● PROBLEM DETAILS
Drop all images and give the records again exactly.

● RAW DATA
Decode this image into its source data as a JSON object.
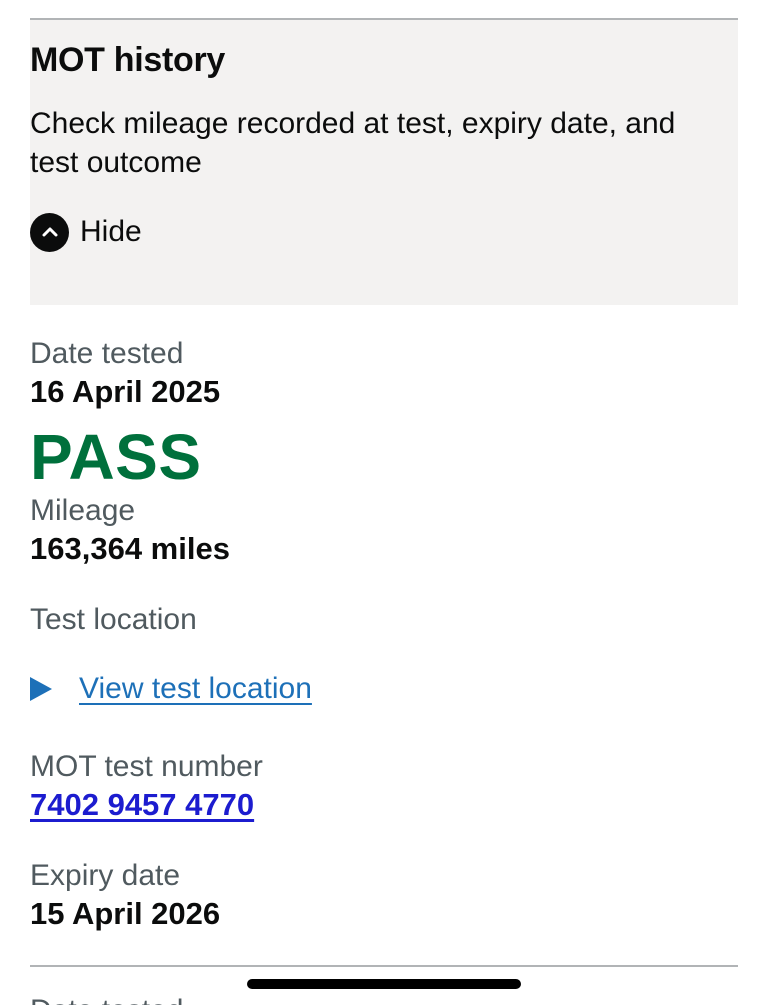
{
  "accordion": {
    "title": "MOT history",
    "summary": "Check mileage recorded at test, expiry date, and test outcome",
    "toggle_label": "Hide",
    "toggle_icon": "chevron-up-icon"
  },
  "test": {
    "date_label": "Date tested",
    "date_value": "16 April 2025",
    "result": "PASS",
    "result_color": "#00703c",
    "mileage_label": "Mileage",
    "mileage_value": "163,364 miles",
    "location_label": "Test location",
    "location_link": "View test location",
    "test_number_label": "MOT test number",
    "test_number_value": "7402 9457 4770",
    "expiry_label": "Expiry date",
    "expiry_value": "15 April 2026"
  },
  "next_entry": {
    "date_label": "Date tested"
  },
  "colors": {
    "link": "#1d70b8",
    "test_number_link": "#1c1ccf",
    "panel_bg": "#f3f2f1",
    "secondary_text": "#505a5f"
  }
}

● WORKED ANSWER
Decode this image into its source data as a JSON object.
{
  "accordion": {
    "title": "MOT history",
    "summary": "Check mileage recorded at test, expiry date, and test outcome",
    "toggle_label": "Hide",
    "toggle_icon": "chevron-up-icon"
  },
  "test": {
    "date_label": "Date tested",
    "date_value": "16 April 2025",
    "result": "PASS",
    "result_color": "#00703c",
    "mileage_label": "Mileage",
    "mileage_value": "163,364 miles",
    "location_label": "Test location",
    "location_link": "View test location",
    "test_number_label": "MOT test number",
    "test_number_value": "7402 9457 4770",
    "expiry_label": "Expiry date",
    "expiry_value": "15 April 2026"
  },
  "next_entry": {
    "date_label": "Date tested"
  },
  "colors": {
    "link": "#1d70b8",
    "test_number_link": "#1c1ccf",
    "panel_bg": "#f3f2f1",
    "secondary_text": "#505a5f"
  }
}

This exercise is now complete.